# SOURCE DATA
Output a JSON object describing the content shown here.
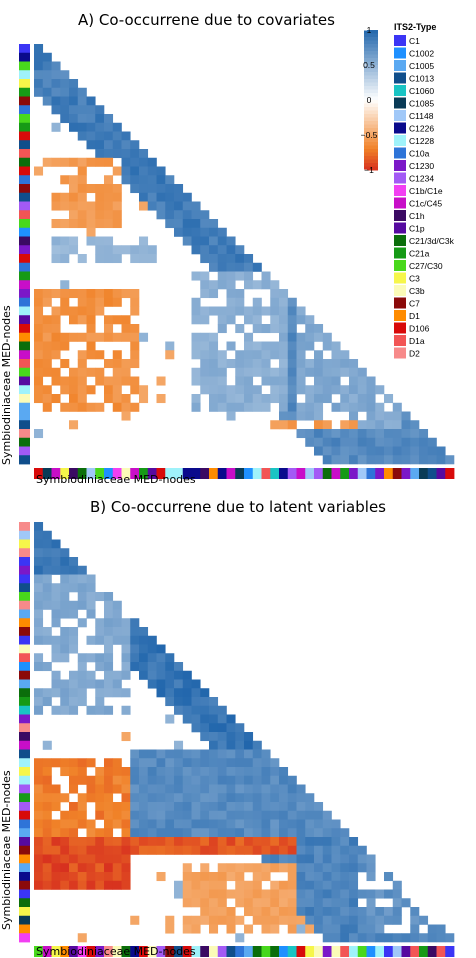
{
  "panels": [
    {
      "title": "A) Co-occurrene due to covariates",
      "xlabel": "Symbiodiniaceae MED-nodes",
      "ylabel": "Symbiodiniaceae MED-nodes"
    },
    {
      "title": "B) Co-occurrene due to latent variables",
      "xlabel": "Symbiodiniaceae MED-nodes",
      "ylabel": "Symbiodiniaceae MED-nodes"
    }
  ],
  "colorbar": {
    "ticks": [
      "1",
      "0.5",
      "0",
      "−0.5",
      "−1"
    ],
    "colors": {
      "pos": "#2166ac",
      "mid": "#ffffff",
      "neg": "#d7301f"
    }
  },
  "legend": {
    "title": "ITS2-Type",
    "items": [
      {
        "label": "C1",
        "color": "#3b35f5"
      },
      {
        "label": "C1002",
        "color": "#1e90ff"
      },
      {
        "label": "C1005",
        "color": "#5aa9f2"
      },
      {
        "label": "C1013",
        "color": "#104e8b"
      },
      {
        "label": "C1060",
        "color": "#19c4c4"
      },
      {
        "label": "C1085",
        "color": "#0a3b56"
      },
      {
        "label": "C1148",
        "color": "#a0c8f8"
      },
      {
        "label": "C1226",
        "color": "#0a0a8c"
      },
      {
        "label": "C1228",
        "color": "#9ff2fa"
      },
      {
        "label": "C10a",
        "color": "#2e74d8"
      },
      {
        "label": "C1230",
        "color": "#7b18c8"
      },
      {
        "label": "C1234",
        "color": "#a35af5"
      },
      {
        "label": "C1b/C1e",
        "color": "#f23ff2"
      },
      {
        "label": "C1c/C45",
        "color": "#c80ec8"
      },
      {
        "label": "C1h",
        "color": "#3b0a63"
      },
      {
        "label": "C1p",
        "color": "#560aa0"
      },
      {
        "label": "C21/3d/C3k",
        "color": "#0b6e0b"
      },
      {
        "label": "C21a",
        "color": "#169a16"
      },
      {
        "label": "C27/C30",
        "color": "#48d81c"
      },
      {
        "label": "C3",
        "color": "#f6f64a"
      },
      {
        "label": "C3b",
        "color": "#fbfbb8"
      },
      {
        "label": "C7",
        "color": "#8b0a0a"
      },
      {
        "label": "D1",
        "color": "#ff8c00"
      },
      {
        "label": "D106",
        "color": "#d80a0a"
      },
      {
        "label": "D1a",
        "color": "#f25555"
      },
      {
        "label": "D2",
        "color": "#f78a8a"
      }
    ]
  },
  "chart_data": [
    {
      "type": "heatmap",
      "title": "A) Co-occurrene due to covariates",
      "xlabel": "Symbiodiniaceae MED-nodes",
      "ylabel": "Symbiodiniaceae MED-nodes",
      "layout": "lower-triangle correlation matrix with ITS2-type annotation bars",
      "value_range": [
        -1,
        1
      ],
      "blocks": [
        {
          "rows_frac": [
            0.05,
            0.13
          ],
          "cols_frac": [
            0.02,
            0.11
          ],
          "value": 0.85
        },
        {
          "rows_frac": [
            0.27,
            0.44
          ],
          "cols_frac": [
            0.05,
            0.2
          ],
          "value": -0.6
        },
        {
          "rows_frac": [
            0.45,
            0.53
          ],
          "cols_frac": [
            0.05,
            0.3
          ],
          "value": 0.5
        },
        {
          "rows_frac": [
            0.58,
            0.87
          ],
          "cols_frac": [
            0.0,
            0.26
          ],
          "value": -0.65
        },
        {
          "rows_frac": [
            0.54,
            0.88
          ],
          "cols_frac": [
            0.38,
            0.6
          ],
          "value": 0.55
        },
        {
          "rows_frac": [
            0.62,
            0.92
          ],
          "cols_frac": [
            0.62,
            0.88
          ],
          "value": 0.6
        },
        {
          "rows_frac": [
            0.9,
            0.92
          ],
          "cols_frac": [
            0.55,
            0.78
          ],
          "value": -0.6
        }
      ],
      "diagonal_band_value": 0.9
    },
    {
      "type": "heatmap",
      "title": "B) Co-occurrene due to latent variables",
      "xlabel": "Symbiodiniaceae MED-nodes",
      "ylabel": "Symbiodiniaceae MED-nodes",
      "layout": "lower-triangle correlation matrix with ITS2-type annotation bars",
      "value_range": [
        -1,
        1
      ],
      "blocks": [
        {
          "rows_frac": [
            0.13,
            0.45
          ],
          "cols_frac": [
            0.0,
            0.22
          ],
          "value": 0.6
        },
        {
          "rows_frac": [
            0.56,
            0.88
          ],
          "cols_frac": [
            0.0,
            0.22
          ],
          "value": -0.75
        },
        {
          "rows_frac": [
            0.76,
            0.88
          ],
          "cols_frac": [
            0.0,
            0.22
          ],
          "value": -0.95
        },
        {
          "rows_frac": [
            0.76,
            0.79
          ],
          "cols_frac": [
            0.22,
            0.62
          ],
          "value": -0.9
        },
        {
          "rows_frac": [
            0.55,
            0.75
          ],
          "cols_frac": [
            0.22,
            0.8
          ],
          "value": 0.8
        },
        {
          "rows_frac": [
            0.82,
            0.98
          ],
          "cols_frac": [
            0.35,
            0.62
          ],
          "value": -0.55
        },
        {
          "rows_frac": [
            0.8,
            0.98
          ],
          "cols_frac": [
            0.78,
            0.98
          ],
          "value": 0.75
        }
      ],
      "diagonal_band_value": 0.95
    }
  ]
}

# YOUR TASK
Set down all the entries exactly as they appear, but skip any pictures.

# TASK OUTPUT
Output a JSON object describing the content shown here.
{
  "panels": [
    {
      "title": "A) Co-occurrene due to covariates",
      "xlabel": "Symbiodiniaceae MED-nodes",
      "ylabel": "Symbiodiniaceae MED-nodes"
    },
    {
      "title": "B) Co-occurrene due to latent variables",
      "xlabel": "Symbiodiniaceae MED-nodes",
      "ylabel": "Symbiodiniaceae MED-nodes"
    }
  ],
  "colorbar": {
    "ticks": [
      "1",
      "0.5",
      "0",
      "−0.5",
      "−1"
    ],
    "colors": {
      "pos": "#2166ac",
      "mid": "#ffffff",
      "neg": "#d7301f"
    }
  },
  "legend": {
    "title": "ITS2-Type",
    "items": [
      {
        "label": "C1",
        "color": "#3b35f5"
      },
      {
        "label": "C1002",
        "color": "#1e90ff"
      },
      {
        "label": "C1005",
        "color": "#5aa9f2"
      },
      {
        "label": "C1013",
        "color": "#104e8b"
      },
      {
        "label": "C1060",
        "color": "#19c4c4"
      },
      {
        "label": "C1085",
        "color": "#0a3b56"
      },
      {
        "label": "C1148",
        "color": "#a0c8f8"
      },
      {
        "label": "C1226",
        "color": "#0a0a8c"
      },
      {
        "label": "C1228",
        "color": "#9ff2fa"
      },
      {
        "label": "C10a",
        "color": "#2e74d8"
      },
      {
        "label": "C1230",
        "color": "#7b18c8"
      },
      {
        "label": "C1234",
        "color": "#a35af5"
      },
      {
        "label": "C1b/C1e",
        "color": "#f23ff2"
      },
      {
        "label": "C1c/C45",
        "color": "#c80ec8"
      },
      {
        "label": "C1h",
        "color": "#3b0a63"
      },
      {
        "label": "C1p",
        "color": "#560aa0"
      },
      {
        "label": "C21/3d/C3k",
        "color": "#0b6e0b"
      },
      {
        "label": "C21a",
        "color": "#169a16"
      },
      {
        "label": "C27/C30",
        "color": "#48d81c"
      },
      {
        "label": "C3",
        "color": "#f6f64a"
      },
      {
        "label": "C3b",
        "color": "#fbfbb8"
      },
      {
        "label": "C7",
        "color": "#8b0a0a"
      },
      {
        "label": "D1",
        "color": "#ff8c00"
      },
      {
        "label": "D106",
        "color": "#d80a0a"
      },
      {
        "label": "D1a",
        "color": "#f25555"
      },
      {
        "label": "D2",
        "color": "#f78a8a"
      }
    ]
  },
  "chart_data": [
    {
      "type": "heatmap",
      "title": "A) Co-occurrene due to covariates",
      "xlabel": "Symbiodiniaceae MED-nodes",
      "ylabel": "Symbiodiniaceae MED-nodes",
      "layout": "lower-triangle correlation matrix with ITS2-type annotation bars",
      "value_range": [
        -1,
        1
      ],
      "blocks": [
        {
          "rows_frac": [
            0.05,
            0.13
          ],
          "cols_frac": [
            0.02,
            0.11
          ],
          "value": 0.85
        },
        {
          "rows_frac": [
            0.27,
            0.44
          ],
          "cols_frac": [
            0.05,
            0.2
          ],
          "value": -0.6
        },
        {
          "rows_frac": [
            0.45,
            0.53
          ],
          "cols_frac": [
            0.05,
            0.3
          ],
          "value": 0.5
        },
        {
          "rows_frac": [
            0.58,
            0.87
          ],
          "cols_frac": [
            0.0,
            0.26
          ],
          "value": -0.65
        },
        {
          "rows_frac": [
            0.54,
            0.88
          ],
          "cols_frac": [
            0.38,
            0.6
          ],
          "value": 0.55
        },
        {
          "rows_frac": [
            0.62,
            0.92
          ],
          "cols_frac": [
            0.62,
            0.88
          ],
          "value": 0.6
        },
        {
          "rows_frac": [
            0.9,
            0.92
          ],
          "cols_frac": [
            0.55,
            0.78
          ],
          "value": -0.6
        }
      ],
      "diagonal_band_value": 0.9
    },
    {
      "type": "heatmap",
      "title": "B) Co-occurrene due to latent variables",
      "xlabel": "Symbiodiniaceae MED-nodes",
      "ylabel": "Symbiodiniaceae MED-nodes",
      "layout": "lower-triangle correlation matrix with ITS2-type annotation bars",
      "value_range": [
        -1,
        1
      ],
      "blocks": [
        {
          "rows_frac": [
            0.13,
            0.45
          ],
          "cols_frac": [
            0.0,
            0.22
          ],
          "value": 0.6
        },
        {
          "rows_frac": [
            0.56,
            0.88
          ],
          "cols_frac": [
            0.0,
            0.22
          ],
          "value": -0.75
        },
        {
          "rows_frac": [
            0.76,
            0.88
          ],
          "cols_frac": [
            0.0,
            0.22
          ],
          "value": -0.95
        },
        {
          "rows_frac": [
            0.76,
            0.79
          ],
          "cols_frac": [
            0.22,
            0.62
          ],
          "value": -0.9
        },
        {
          "rows_frac": [
            0.55,
            0.75
          ],
          "cols_frac": [
            0.22,
            0.8
          ],
          "value": 0.8
        },
        {
          "rows_frac": [
            0.82,
            0.98
          ],
          "cols_frac": [
            0.35,
            0.62
          ],
          "value": -0.55
        },
        {
          "rows_frac": [
            0.8,
            0.98
          ],
          "cols_frac": [
            0.78,
            0.98
          ],
          "value": 0.75
        }
      ],
      "diagonal_band_value": 0.95
    }
  ]
}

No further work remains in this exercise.